-- Start of Exercise inputs --
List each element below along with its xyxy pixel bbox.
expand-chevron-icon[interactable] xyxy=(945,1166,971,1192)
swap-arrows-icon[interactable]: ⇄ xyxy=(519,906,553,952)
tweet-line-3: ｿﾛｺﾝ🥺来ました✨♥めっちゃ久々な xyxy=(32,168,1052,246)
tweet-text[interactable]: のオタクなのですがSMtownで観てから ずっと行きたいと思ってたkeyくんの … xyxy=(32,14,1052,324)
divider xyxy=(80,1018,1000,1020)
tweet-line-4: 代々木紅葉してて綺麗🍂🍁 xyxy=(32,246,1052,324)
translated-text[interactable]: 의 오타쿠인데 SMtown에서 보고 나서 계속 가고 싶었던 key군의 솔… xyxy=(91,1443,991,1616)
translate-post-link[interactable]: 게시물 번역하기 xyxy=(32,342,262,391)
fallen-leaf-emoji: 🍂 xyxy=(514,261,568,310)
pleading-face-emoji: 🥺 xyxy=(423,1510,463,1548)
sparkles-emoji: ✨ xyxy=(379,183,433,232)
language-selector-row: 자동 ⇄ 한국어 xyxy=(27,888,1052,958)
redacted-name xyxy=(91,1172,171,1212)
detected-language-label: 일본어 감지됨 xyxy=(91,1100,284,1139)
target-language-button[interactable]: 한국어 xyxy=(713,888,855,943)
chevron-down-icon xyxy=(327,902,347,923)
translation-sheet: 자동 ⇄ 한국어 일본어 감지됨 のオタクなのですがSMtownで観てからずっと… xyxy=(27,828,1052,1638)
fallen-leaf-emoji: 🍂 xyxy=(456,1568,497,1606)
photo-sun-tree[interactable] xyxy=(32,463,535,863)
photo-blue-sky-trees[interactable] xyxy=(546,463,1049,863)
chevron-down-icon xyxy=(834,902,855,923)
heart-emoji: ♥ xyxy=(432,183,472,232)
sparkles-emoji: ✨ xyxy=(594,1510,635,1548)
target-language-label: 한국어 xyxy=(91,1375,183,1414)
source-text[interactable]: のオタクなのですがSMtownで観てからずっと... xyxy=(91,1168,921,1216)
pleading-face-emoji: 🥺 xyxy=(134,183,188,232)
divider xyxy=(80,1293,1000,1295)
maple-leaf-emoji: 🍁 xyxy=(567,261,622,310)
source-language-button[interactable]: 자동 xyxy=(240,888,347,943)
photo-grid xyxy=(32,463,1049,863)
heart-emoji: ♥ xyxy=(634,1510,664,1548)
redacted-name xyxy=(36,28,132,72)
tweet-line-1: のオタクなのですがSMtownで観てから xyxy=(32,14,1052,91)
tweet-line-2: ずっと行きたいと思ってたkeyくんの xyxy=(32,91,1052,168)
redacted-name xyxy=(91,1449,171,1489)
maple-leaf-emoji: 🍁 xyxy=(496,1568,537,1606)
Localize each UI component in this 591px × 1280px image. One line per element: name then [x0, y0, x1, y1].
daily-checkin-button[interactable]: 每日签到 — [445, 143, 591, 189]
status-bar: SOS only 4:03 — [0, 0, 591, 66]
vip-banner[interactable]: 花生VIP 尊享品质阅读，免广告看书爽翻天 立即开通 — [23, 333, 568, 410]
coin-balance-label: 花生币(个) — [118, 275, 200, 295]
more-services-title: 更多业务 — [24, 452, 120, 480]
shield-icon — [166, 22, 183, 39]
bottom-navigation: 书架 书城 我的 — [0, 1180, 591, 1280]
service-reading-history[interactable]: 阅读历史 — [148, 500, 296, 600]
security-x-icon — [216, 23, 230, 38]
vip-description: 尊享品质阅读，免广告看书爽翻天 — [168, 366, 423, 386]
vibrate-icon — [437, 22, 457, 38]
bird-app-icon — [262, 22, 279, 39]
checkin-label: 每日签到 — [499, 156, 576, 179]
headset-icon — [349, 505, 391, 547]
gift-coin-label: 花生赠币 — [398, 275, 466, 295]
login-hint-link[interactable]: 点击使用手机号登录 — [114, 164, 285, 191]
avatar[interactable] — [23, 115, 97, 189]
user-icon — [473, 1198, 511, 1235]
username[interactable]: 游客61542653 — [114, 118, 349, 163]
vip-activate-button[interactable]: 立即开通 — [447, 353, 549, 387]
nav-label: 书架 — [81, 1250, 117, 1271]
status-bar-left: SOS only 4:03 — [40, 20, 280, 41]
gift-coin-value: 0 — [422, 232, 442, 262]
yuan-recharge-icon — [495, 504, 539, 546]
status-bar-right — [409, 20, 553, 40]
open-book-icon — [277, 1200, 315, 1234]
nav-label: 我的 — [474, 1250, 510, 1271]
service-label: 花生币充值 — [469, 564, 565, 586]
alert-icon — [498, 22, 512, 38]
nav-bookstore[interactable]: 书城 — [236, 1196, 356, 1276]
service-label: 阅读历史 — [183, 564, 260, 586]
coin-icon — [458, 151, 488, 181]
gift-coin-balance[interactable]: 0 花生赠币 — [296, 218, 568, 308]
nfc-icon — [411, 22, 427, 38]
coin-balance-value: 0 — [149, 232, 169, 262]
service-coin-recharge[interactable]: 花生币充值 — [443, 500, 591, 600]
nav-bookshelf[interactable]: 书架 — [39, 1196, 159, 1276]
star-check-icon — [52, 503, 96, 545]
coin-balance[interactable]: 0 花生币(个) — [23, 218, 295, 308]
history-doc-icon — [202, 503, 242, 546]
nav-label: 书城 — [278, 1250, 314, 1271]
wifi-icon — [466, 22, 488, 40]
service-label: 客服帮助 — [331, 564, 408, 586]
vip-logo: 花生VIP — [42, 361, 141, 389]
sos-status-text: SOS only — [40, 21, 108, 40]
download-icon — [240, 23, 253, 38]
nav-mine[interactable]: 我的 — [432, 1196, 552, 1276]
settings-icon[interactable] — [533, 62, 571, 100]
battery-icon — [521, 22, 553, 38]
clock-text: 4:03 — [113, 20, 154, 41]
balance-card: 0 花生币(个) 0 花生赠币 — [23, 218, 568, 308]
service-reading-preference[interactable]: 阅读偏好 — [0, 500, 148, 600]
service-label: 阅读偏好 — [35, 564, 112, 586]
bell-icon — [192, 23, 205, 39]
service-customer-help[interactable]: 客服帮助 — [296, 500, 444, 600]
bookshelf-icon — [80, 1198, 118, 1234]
-- End of Exercise inputs --
§ The request: Count how many lines of the records contain the string "立即开通", with case counting, and reply with the number alone.

§ Result: 2